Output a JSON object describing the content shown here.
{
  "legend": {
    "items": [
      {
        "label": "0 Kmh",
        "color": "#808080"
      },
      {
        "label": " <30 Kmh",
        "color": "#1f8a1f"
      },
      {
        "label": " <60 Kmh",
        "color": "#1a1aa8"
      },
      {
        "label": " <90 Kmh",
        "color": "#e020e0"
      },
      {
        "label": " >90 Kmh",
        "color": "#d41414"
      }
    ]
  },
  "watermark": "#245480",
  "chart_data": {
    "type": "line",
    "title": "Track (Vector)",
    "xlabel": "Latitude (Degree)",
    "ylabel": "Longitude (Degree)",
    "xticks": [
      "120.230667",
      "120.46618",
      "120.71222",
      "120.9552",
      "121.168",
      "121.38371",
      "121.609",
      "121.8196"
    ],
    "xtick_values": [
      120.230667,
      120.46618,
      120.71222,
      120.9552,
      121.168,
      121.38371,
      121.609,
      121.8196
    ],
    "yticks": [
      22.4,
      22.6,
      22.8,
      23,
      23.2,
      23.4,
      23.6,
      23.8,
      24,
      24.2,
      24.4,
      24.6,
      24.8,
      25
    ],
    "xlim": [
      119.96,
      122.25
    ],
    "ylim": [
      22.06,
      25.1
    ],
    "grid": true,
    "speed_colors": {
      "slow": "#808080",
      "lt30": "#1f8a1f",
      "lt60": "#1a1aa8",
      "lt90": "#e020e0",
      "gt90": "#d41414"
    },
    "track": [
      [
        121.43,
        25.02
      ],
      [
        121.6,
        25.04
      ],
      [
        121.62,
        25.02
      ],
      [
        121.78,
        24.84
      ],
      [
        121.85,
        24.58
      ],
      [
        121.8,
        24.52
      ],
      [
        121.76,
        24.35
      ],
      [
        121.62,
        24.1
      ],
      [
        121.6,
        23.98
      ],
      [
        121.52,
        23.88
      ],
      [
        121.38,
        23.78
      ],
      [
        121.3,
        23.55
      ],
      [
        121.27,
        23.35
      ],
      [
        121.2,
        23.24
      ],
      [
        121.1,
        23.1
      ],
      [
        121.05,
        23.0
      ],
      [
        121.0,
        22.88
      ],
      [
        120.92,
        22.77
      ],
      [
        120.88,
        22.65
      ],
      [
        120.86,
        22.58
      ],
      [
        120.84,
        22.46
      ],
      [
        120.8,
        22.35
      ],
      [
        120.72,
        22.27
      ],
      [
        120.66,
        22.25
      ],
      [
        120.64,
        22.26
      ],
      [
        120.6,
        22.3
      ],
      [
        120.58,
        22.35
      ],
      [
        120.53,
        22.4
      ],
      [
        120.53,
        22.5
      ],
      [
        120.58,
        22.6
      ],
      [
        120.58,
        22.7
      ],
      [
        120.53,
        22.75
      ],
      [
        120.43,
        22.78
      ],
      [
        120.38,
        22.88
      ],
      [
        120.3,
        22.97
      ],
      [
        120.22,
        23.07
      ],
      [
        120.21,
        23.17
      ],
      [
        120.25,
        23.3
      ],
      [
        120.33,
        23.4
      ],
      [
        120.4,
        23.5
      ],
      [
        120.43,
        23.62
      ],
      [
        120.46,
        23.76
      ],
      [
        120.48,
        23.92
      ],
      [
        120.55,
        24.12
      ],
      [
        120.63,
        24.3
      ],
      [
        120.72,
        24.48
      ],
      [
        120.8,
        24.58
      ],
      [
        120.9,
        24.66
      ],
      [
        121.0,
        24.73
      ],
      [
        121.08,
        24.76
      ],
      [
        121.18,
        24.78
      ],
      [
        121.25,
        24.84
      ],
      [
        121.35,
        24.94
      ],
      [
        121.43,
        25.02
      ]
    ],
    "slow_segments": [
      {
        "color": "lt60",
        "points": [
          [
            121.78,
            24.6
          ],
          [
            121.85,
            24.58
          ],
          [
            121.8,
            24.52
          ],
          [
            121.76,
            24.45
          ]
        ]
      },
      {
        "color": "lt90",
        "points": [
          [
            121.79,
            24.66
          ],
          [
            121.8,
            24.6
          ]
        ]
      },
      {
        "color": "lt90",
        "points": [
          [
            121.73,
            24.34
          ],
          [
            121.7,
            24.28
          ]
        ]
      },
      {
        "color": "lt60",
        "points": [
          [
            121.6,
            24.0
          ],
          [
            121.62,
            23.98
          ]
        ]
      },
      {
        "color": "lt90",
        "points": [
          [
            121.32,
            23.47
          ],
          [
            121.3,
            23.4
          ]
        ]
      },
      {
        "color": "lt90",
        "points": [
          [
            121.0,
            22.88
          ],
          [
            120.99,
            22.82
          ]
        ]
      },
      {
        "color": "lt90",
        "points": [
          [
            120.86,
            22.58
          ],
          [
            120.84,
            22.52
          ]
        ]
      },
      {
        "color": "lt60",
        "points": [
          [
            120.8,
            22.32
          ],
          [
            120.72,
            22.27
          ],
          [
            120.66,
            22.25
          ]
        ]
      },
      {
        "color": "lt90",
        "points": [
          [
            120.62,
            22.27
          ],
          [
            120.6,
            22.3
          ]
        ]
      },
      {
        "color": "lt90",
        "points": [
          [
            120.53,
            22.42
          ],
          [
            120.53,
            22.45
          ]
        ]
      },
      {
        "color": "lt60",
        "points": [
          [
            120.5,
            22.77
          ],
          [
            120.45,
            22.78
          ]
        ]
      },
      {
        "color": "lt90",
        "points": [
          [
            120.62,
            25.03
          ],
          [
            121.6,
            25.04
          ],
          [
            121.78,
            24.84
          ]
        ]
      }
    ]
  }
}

-*-

WHAT THE TASK ASKS – Write out the listing once more, matching it exactly.

SOLUTION FOR THIS EXERCISE –
Output a JSON object describing the content shown here.
{
  "legend": {
    "items": [
      {
        "label": "0 Kmh",
        "color": "#808080"
      },
      {
        "label": " <30 Kmh",
        "color": "#1f8a1f"
      },
      {
        "label": " <60 Kmh",
        "color": "#1a1aa8"
      },
      {
        "label": " <90 Kmh",
        "color": "#e020e0"
      },
      {
        "label": " >90 Kmh",
        "color": "#d41414"
      }
    ]
  },
  "watermark": "#245480",
  "chart_data": {
    "type": "line",
    "title": "Track (Vector)",
    "xlabel": "Latitude (Degree)",
    "ylabel": "Longitude (Degree)",
    "xticks": [
      "120.230667",
      "120.46618",
      "120.71222",
      "120.9552",
      "121.168",
      "121.38371",
      "121.609",
      "121.8196"
    ],
    "xtick_values": [
      120.230667,
      120.46618,
      120.71222,
      120.9552,
      121.168,
      121.38371,
      121.609,
      121.8196
    ],
    "yticks": [
      22.4,
      22.6,
      22.8,
      23,
      23.2,
      23.4,
      23.6,
      23.8,
      24,
      24.2,
      24.4,
      24.6,
      24.8,
      25
    ],
    "xlim": [
      119.96,
      122.25
    ],
    "ylim": [
      22.06,
      25.1
    ],
    "grid": true,
    "speed_colors": {
      "slow": "#808080",
      "lt30": "#1f8a1f",
      "lt60": "#1a1aa8",
      "lt90": "#e020e0",
      "gt90": "#d41414"
    },
    "track": [
      [
        121.43,
        25.02
      ],
      [
        121.6,
        25.04
      ],
      [
        121.62,
        25.02
      ],
      [
        121.78,
        24.84
      ],
      [
        121.85,
        24.58
      ],
      [
        121.8,
        24.52
      ],
      [
        121.76,
        24.35
      ],
      [
        121.62,
        24.1
      ],
      [
        121.6,
        23.98
      ],
      [
        121.52,
        23.88
      ],
      [
        121.38,
        23.78
      ],
      [
        121.3,
        23.55
      ],
      [
        121.27,
        23.35
      ],
      [
        121.2,
        23.24
      ],
      [
        121.1,
        23.1
      ],
      [
        121.05,
        23.0
      ],
      [
        121.0,
        22.88
      ],
      [
        120.92,
        22.77
      ],
      [
        120.88,
        22.65
      ],
      [
        120.86,
        22.58
      ],
      [
        120.84,
        22.46
      ],
      [
        120.8,
        22.35
      ],
      [
        120.72,
        22.27
      ],
      [
        120.66,
        22.25
      ],
      [
        120.64,
        22.26
      ],
      [
        120.6,
        22.3
      ],
      [
        120.58,
        22.35
      ],
      [
        120.53,
        22.4
      ],
      [
        120.53,
        22.5
      ],
      [
        120.58,
        22.6
      ],
      [
        120.58,
        22.7
      ],
      [
        120.53,
        22.75
      ],
      [
        120.43,
        22.78
      ],
      [
        120.38,
        22.88
      ],
      [
        120.3,
        22.97
      ],
      [
        120.22,
        23.07
      ],
      [
        120.21,
        23.17
      ],
      [
        120.25,
        23.3
      ],
      [
        120.33,
        23.4
      ],
      [
        120.4,
        23.5
      ],
      [
        120.43,
        23.62
      ],
      [
        120.46,
        23.76
      ],
      [
        120.48,
        23.92
      ],
      [
        120.55,
        24.12
      ],
      [
        120.63,
        24.3
      ],
      [
        120.72,
        24.48
      ],
      [
        120.8,
        24.58
      ],
      [
        120.9,
        24.66
      ],
      [
        121.0,
        24.73
      ],
      [
        121.08,
        24.76
      ],
      [
        121.18,
        24.78
      ],
      [
        121.25,
        24.84
      ],
      [
        121.35,
        24.94
      ],
      [
        121.43,
        25.02
      ]
    ],
    "slow_segments": [
      {
        "color": "lt60",
        "points": [
          [
            121.78,
            24.6
          ],
          [
            121.85,
            24.58
          ],
          [
            121.8,
            24.52
          ],
          [
            121.76,
            24.45
          ]
        ]
      },
      {
        "color": "lt90",
        "points": [
          [
            121.79,
            24.66
          ],
          [
            121.8,
            24.6
          ]
        ]
      },
      {
        "color": "lt90",
        "points": [
          [
            121.73,
            24.34
          ],
          [
            121.7,
            24.28
          ]
        ]
      },
      {
        "color": "lt60",
        "points": [
          [
            121.6,
            24.0
          ],
          [
            121.62,
            23.98
          ]
        ]
      },
      {
        "color": "lt90",
        "points": [
          [
            121.32,
            23.47
          ],
          [
            121.3,
            23.4
          ]
        ]
      },
      {
        "color": "lt90",
        "points": [
          [
            121.0,
            22.88
          ],
          [
            120.99,
            22.82
          ]
        ]
      },
      {
        "color": "lt90",
        "points": [
          [
            120.86,
            22.58
          ],
          [
            120.84,
            22.52
          ]
        ]
      },
      {
        "color": "lt60",
        "points": [
          [
            120.8,
            22.32
          ],
          [
            120.72,
            22.27
          ],
          [
            120.66,
            22.25
          ]
        ]
      },
      {
        "color": "lt90",
        "points": [
          [
            120.62,
            22.27
          ],
          [
            120.6,
            22.3
          ]
        ]
      },
      {
        "color": "lt90",
        "points": [
          [
            120.53,
            22.42
          ],
          [
            120.53,
            22.45
          ]
        ]
      },
      {
        "color": "lt60",
        "points": [
          [
            120.5,
            22.77
          ],
          [
            120.45,
            22.78
          ]
        ]
      },
      {
        "color": "lt90",
        "points": [
          [
            120.62,
            25.03
          ],
          [
            121.6,
            25.04
          ],
          [
            121.78,
            24.84
          ]
        ]
      }
    ]
  }
}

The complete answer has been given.